Given task
Review the material line by line. Identify and copy every line that contains the string "classifier".

Listed entries
****************
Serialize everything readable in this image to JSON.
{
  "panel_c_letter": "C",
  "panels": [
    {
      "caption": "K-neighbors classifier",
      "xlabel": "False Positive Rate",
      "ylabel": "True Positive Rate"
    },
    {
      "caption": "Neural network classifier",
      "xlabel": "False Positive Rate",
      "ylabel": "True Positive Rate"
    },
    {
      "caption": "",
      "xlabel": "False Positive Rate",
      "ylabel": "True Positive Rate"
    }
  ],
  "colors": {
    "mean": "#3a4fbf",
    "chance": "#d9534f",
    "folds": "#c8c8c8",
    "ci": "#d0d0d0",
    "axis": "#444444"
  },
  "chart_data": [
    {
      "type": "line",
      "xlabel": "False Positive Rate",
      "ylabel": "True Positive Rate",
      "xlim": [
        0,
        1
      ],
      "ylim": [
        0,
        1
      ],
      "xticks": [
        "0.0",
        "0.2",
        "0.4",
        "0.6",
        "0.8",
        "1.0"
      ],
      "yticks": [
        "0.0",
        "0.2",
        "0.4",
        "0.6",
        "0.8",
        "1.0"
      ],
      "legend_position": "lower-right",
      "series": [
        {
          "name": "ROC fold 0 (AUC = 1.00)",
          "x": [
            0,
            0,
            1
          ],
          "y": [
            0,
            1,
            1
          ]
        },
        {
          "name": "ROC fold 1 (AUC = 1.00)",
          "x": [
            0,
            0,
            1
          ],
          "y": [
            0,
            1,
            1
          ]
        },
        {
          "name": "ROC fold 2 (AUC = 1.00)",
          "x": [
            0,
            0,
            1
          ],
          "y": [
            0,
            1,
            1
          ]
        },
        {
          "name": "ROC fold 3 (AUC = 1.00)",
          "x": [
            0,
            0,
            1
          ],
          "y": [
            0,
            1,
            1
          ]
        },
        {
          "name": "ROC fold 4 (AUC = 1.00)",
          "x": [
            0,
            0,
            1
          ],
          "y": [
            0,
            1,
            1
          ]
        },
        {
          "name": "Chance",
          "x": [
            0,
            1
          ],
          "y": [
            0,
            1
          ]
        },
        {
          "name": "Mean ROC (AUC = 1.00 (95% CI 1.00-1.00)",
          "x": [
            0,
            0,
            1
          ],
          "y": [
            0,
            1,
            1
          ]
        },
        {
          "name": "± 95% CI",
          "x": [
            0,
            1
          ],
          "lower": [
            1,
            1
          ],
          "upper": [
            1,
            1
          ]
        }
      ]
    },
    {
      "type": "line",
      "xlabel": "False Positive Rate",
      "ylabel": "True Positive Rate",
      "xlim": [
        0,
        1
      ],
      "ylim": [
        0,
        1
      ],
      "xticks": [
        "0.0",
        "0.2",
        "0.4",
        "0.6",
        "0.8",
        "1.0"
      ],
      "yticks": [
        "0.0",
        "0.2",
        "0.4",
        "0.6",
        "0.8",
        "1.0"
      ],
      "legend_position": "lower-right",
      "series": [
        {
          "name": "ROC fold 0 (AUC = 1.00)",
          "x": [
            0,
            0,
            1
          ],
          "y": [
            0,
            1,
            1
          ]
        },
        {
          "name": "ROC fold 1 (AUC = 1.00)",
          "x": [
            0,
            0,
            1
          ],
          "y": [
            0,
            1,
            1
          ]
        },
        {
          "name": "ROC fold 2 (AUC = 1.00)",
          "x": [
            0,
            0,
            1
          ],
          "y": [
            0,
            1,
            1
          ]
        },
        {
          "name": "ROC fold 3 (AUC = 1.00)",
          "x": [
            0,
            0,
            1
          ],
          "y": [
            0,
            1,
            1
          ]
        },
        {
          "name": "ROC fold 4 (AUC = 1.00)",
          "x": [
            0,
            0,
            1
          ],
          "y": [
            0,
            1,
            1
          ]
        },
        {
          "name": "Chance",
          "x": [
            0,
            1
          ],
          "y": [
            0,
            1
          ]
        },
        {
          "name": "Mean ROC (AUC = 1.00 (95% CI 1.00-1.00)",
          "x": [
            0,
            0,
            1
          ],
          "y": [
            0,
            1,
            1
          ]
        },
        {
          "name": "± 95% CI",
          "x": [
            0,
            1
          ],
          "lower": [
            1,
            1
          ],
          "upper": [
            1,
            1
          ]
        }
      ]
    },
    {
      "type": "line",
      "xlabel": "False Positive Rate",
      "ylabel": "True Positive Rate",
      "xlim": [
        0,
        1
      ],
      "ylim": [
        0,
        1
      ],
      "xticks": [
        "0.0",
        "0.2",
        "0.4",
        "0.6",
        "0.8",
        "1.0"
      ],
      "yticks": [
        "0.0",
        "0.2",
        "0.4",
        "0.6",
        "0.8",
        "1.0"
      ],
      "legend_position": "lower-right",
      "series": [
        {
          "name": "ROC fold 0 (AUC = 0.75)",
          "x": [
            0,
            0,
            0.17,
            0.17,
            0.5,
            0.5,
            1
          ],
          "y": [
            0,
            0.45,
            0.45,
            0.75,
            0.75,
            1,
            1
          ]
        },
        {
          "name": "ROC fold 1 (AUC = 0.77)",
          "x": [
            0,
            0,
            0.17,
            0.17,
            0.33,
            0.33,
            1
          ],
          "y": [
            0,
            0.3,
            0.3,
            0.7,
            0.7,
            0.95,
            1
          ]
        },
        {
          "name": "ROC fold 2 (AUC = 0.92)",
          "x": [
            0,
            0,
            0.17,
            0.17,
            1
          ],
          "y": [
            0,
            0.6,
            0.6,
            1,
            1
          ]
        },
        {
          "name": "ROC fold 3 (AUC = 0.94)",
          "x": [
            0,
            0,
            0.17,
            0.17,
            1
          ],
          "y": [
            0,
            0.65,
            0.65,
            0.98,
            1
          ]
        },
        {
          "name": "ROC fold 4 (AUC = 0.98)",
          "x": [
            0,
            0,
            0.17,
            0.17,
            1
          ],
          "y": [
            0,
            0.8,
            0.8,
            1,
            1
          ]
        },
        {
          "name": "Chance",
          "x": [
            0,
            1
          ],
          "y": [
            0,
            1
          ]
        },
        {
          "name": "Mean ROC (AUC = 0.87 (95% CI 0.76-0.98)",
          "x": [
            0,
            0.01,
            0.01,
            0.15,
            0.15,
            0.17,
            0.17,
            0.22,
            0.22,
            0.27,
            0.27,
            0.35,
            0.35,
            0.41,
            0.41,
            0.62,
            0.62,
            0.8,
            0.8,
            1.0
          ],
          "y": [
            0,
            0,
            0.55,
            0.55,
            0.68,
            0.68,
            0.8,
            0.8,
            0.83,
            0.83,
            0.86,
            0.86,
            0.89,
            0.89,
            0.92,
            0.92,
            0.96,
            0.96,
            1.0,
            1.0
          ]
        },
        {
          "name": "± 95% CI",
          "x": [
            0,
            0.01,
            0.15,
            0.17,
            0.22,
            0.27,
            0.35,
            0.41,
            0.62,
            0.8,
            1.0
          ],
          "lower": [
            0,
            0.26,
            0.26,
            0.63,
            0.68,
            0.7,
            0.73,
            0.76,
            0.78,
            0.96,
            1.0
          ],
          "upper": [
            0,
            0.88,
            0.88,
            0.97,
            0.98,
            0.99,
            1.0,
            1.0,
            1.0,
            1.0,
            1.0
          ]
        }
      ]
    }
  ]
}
****************
Written solution
      "caption": "K-neighbors classifier",
      "caption": "Neural network classifier",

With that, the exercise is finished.